DATASET RECORDS →
################

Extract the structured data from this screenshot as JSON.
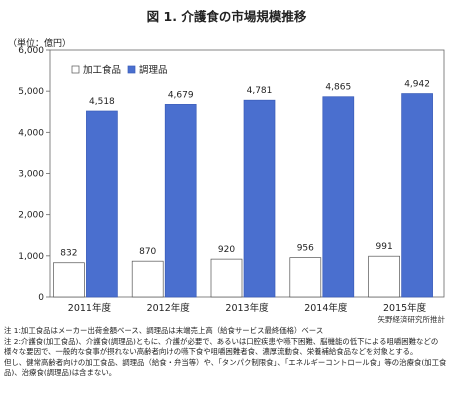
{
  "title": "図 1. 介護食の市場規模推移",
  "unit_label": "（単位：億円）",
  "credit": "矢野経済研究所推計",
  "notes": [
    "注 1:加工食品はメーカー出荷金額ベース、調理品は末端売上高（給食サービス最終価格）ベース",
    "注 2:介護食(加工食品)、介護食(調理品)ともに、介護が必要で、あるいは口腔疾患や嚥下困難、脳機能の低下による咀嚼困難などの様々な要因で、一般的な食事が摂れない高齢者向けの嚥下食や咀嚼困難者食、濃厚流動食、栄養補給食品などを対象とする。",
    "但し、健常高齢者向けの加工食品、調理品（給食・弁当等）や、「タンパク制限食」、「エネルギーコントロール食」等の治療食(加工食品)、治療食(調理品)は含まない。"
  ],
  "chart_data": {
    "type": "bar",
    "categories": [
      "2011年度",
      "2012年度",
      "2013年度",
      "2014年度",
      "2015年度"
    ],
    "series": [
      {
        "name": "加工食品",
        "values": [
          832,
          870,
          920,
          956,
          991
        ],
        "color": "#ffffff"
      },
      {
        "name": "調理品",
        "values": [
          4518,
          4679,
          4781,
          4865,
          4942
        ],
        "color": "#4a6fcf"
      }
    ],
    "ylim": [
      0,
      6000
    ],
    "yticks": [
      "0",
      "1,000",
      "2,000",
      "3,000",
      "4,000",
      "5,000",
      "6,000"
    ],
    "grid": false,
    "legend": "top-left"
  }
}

################

TASK PROMPT →
Make an exact copy of all the material, but keep the pictures out of it.

RESPONSE →
Extract the structured data from this screenshot as JSON.
{
  "title": "図 1. 介護食の市場規模推移",
  "unit_label": "（単位：億円）",
  "credit": "矢野経済研究所推計",
  "notes": [
    "注 1:加工食品はメーカー出荷金額ベース、調理品は末端売上高（給食サービス最終価格）ベース",
    "注 2:介護食(加工食品)、介護食(調理品)ともに、介護が必要で、あるいは口腔疾患や嚥下困難、脳機能の低下による咀嚼困難などの様々な要因で、一般的な食事が摂れない高齢者向けの嚥下食や咀嚼困難者食、濃厚流動食、栄養補給食品などを対象とする。",
    "但し、健常高齢者向けの加工食品、調理品（給食・弁当等）や、「タンパク制限食」、「エネルギーコントロール食」等の治療食(加工食品)、治療食(調理品)は含まない。"
  ],
  "chart_data": {
    "type": "bar",
    "categories": [
      "2011年度",
      "2012年度",
      "2013年度",
      "2014年度",
      "2015年度"
    ],
    "series": [
      {
        "name": "加工食品",
        "values": [
          832,
          870,
          920,
          956,
          991
        ],
        "color": "#ffffff"
      },
      {
        "name": "調理品",
        "values": [
          4518,
          4679,
          4781,
          4865,
          4942
        ],
        "color": "#4a6fcf"
      }
    ],
    "ylim": [
      0,
      6000
    ],
    "yticks": [
      "0",
      "1,000",
      "2,000",
      "3,000",
      "4,000",
      "5,000",
      "6,000"
    ],
    "grid": false,
    "legend": "top-left"
  }
}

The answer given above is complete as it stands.